MATERIAL SUPPLIED:
Start

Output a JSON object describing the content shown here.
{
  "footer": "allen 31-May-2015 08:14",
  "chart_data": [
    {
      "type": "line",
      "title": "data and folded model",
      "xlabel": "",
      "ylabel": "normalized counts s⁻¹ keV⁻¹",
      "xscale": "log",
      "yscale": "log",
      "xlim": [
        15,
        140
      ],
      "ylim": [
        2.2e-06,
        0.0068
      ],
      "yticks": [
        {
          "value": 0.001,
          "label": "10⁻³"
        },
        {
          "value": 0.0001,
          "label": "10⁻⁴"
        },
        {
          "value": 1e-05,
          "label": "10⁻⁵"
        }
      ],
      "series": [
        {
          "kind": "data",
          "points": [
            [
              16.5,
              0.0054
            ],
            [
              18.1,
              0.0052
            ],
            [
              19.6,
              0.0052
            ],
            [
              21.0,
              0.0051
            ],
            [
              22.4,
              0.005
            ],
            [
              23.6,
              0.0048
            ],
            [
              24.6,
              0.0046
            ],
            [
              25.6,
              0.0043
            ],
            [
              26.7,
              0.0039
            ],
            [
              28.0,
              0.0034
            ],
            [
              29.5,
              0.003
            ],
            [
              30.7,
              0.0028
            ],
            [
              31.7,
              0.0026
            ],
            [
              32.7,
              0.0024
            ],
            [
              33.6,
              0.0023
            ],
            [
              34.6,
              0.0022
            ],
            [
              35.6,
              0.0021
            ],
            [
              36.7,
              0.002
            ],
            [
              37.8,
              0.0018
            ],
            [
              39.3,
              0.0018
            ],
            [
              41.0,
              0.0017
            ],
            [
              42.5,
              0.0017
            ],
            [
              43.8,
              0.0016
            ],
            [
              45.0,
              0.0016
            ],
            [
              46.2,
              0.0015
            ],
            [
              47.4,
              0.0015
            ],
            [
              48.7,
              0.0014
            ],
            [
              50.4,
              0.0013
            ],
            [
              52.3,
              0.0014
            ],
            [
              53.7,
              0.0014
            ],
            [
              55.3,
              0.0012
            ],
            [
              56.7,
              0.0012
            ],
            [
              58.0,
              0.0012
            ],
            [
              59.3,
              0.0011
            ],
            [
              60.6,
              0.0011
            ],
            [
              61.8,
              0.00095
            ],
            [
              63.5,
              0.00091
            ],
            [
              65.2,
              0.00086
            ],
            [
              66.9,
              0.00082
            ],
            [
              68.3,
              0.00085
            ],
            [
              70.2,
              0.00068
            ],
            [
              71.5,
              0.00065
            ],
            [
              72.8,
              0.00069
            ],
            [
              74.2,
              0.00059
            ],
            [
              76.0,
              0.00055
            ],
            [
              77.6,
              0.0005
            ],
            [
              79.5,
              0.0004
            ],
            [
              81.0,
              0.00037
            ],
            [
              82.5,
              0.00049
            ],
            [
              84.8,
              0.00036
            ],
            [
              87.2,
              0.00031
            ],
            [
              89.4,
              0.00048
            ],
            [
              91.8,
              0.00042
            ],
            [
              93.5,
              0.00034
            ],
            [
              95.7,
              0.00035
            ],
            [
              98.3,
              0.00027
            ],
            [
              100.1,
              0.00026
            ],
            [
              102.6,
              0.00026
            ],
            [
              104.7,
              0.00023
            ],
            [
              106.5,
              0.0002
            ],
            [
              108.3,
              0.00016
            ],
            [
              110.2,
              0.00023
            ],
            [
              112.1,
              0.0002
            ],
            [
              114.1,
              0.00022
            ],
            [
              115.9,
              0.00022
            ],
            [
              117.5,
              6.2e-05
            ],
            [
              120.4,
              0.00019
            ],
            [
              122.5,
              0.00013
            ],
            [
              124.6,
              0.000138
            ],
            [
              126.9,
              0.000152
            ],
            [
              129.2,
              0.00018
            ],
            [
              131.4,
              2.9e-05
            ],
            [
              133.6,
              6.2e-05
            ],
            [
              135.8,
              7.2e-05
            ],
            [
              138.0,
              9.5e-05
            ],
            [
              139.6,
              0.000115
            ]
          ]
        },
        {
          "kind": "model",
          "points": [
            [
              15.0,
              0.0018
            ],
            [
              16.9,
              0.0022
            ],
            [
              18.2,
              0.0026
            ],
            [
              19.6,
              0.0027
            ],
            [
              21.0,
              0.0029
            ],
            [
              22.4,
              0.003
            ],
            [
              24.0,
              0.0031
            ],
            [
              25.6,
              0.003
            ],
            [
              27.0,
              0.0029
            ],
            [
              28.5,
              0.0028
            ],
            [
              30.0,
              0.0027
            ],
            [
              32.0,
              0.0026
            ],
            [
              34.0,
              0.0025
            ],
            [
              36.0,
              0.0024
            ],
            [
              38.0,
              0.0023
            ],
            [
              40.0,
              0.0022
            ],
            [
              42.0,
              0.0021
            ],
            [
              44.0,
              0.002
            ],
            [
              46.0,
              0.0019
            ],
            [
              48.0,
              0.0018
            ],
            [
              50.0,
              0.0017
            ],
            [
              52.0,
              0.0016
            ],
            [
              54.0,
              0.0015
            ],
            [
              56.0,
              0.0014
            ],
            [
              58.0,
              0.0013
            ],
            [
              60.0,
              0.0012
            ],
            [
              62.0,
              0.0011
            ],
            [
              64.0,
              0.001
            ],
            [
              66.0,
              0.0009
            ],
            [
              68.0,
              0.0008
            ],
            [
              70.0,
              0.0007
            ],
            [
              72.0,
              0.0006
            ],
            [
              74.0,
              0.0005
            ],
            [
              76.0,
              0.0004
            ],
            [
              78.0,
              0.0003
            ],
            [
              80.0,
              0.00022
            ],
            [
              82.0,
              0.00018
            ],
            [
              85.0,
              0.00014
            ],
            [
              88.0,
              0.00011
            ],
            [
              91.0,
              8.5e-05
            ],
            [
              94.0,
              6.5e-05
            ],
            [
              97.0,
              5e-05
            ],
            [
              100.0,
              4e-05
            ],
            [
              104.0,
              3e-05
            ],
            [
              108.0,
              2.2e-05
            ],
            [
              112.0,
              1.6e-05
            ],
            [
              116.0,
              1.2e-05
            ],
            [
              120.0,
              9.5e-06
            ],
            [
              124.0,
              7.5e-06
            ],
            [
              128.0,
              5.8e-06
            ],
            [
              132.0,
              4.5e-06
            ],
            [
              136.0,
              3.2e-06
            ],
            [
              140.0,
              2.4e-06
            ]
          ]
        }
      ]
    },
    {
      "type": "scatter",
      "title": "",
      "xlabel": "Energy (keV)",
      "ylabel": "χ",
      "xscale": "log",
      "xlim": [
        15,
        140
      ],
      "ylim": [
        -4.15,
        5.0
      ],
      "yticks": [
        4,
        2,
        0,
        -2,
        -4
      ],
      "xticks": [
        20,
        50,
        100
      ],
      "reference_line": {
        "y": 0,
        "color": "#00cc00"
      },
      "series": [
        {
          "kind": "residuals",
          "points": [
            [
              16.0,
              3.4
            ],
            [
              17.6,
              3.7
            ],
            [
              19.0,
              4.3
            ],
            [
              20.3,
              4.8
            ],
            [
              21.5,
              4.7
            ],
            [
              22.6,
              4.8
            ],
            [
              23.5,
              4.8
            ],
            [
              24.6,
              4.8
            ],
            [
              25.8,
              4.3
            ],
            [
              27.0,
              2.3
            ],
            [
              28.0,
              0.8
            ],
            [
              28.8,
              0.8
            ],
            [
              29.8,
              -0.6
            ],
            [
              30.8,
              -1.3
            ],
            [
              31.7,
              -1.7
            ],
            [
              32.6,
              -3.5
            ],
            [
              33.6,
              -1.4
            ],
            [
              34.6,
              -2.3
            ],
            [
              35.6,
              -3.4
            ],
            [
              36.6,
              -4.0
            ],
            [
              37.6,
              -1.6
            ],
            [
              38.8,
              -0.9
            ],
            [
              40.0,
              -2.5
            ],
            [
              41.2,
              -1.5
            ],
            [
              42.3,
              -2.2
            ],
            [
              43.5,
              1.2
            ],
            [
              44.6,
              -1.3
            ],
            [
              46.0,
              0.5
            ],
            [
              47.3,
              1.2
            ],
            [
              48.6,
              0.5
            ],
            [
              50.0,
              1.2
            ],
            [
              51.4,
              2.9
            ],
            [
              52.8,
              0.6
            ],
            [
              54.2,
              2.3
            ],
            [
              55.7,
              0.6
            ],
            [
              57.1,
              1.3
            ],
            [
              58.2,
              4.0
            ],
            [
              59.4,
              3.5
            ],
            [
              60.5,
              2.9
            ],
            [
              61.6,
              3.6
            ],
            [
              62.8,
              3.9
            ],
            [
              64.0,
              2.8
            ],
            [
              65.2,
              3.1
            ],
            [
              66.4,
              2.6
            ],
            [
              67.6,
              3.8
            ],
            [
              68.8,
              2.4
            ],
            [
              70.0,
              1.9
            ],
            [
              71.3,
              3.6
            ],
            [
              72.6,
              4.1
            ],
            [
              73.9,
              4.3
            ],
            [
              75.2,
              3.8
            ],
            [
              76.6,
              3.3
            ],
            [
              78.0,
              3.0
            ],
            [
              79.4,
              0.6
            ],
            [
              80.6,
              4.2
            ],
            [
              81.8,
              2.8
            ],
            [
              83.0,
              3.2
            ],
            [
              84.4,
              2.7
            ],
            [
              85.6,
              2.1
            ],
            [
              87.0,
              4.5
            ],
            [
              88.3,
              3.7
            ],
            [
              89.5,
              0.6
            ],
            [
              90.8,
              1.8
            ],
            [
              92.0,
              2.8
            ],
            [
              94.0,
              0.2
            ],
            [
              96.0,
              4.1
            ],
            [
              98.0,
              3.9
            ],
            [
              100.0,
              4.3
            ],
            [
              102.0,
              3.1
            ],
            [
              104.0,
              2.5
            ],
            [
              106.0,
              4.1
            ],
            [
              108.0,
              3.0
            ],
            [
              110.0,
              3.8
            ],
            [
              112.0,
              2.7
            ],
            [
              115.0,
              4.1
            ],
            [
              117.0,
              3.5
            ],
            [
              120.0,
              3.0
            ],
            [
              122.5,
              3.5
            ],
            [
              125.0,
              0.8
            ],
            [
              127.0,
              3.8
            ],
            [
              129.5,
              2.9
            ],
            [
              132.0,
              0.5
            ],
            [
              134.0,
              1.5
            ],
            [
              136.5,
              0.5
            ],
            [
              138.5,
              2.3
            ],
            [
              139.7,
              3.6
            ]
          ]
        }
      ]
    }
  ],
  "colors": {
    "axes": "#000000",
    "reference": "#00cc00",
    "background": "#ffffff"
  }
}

End

WRITTEN EXERCISE: Extract, from the listing above, every line where the string "kind" occurs.

TASK RESULT:
          "kind": "data",
          "kind": "model",
          "kind": "residuals",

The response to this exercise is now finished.